Part of a data file:
——————————
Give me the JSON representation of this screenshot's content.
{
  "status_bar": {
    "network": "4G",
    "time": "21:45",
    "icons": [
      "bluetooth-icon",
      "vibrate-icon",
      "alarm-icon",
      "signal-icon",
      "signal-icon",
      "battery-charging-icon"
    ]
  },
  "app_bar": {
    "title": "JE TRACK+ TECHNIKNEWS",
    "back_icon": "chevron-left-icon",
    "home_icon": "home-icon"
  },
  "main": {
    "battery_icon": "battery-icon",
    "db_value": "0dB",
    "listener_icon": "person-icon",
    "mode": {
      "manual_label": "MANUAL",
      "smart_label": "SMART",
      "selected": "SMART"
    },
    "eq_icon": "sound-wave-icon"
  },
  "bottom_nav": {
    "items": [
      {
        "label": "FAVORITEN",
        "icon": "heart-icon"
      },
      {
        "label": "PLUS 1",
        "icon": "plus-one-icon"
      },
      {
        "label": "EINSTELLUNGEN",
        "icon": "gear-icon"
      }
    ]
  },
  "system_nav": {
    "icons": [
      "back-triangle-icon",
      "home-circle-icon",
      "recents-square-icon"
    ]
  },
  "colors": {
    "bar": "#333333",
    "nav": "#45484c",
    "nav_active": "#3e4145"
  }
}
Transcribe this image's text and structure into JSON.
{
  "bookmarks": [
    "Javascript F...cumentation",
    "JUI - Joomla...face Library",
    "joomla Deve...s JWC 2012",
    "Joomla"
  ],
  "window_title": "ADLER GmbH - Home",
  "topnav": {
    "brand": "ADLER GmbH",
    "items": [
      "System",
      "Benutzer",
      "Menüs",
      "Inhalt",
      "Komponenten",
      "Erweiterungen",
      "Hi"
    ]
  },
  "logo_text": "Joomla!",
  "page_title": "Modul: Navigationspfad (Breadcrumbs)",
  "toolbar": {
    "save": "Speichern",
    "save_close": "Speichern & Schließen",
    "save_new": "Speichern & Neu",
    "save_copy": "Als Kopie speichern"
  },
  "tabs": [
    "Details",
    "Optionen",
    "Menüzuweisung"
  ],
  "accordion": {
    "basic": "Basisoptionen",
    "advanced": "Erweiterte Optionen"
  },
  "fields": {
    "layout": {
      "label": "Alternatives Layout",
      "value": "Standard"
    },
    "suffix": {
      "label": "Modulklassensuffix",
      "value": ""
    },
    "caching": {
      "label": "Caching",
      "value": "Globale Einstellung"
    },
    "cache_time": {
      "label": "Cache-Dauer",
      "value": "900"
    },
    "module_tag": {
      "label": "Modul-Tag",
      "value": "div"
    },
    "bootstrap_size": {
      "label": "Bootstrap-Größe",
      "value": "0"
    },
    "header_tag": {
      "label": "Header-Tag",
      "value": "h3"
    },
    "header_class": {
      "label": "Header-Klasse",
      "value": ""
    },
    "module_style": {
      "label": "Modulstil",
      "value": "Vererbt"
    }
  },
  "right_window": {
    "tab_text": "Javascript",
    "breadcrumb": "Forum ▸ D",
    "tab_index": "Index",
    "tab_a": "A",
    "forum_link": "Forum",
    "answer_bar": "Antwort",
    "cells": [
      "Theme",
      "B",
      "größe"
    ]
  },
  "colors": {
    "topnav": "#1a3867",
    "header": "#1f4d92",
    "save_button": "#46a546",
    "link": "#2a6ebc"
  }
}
——————————
* **Task goal**
Within the material above, find the lines that contain the word "Javascript"; copy them.

* **Solution for this task**
    "Javascript F...cumentation",
    "tab_text": "Javascript",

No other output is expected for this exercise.